* Start INFORMATION PROVIDED *

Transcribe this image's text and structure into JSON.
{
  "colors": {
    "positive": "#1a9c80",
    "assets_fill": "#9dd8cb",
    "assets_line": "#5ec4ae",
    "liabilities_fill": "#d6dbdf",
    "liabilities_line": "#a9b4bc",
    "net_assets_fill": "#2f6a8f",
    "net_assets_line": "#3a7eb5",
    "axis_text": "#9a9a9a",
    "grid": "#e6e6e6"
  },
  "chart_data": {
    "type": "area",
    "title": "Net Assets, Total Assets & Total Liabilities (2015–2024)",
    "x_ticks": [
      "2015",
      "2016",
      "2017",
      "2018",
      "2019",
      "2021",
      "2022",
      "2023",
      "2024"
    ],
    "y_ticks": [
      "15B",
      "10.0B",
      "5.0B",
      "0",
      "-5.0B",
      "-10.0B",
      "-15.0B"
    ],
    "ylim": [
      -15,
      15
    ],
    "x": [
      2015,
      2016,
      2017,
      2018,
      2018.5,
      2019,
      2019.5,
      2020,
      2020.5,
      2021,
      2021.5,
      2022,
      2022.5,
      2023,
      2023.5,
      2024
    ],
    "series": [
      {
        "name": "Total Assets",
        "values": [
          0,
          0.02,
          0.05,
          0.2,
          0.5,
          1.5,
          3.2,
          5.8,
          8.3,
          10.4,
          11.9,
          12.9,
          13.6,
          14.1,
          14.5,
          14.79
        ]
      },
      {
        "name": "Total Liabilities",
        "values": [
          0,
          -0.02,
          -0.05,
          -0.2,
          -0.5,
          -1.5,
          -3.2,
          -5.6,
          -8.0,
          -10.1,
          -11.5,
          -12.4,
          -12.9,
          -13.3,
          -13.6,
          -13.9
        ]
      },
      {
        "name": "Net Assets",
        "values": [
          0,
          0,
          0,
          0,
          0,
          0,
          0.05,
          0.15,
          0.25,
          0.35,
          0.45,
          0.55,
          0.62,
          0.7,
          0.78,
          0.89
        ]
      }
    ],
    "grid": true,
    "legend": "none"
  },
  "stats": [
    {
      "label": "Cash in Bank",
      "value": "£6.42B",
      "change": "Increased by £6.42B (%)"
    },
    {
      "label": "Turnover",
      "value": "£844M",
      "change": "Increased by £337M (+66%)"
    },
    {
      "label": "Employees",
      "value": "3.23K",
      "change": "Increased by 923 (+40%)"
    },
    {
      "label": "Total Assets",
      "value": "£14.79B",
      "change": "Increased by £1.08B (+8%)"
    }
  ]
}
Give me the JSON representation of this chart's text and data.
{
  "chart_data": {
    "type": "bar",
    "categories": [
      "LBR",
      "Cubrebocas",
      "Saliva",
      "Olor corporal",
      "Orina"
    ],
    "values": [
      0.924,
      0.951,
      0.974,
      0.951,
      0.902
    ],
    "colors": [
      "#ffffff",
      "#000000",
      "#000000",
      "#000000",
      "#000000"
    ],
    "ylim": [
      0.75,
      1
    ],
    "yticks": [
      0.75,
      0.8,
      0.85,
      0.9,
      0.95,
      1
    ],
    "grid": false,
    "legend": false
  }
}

* End INFORMATION PROVIDED *

--- THE EXERCISE ---
The answer consists only of the lines from the one containing "Give me the" to the end of the records, each written out exactly.

--- EXERCISE SOLUTION ---
Give me the JSON representation of this chart's text and data.
{
  "chart_data": {
    "type": "bar",
    "categories": [
      "LBR",
      "Cubrebocas",
      "Saliva",
      "Olor corporal",
      "Orina"
    ],
    "values": [
      0.924,
      0.951,
      0.974,
      0.951,
      0.902
    ],
    "colors": [
      "#ffffff",
      "#000000",
      "#000000",
      "#000000",
      "#000000"
    ],
    "ylim": [
      0.75,
      1
    ],
    "yticks": [
      0.75,
      0.8,
      0.85,
      0.9,
      0.95,
      1
    ],
    "grid": false,
    "legend": false
  }
}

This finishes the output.